◆ Exercise objective
Repeat the listing exactly as given, omitting every image.

--------------------------------

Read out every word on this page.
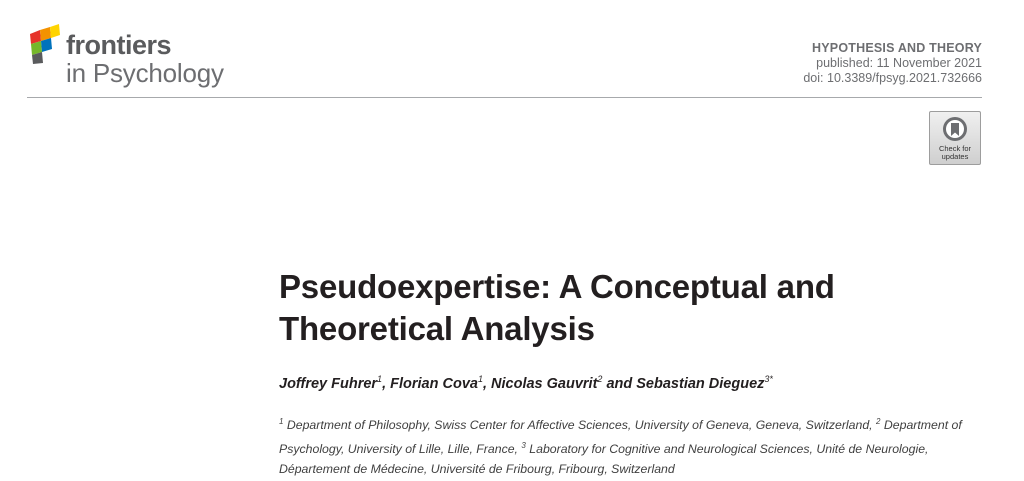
frontiers
in Psychology
HYPOTHESIS AND THEORY
published: 11 November 2021
doi: 10.3389/fpsyg.2021.732666
Check for
updates
Pseudoexpertise: A Conceptual and
Theoretical Analysis
Joffrey Fuhrer$^1$, Florian Cova$^1$, Nicolas Gauvrit$^2$ and Sebastian Dieguez$^{3*}$
$^1$ Department of Philosophy, Swiss Center for Affective Sciences, University of Geneva, Geneva, Switzerland, $^2$ Department of Psychology, University of Lille, Lille, France, $^3$ Laboratory for Cognitive and Neurological Sciences, Unité de Neurologie, Département de Médecine, Université de Fribourg, Fribourg, Switzerland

--------------------------------

◆ Task output
Read out every word on this page.
frontiers
in Psychology
HYPOTHESIS AND THEORY
published: 11 November 2021
doi: 10.3389/fpsyg.2021.732666
Check for
updates
Pseudoexpertise: A Conceptual and
Theoretical Analysis
Joffrey Fuhrer$^1$, Florian Cova$^1$, Nicolas Gauvrit$^2$ and Sebastian Dieguez$^{3*}$
$^1$ Department of Philosophy, Swiss Center for Affective Sciences, University of Geneva, Geneva, Switzerland, $^2$ Department of Psychology, University of Lille, Lille, France, $^3$ Laboratory for Cognitive and Neurological Sciences, Unité de Neurologie, Département de Médecine, Université de Fribourg, Fribourg, Switzerland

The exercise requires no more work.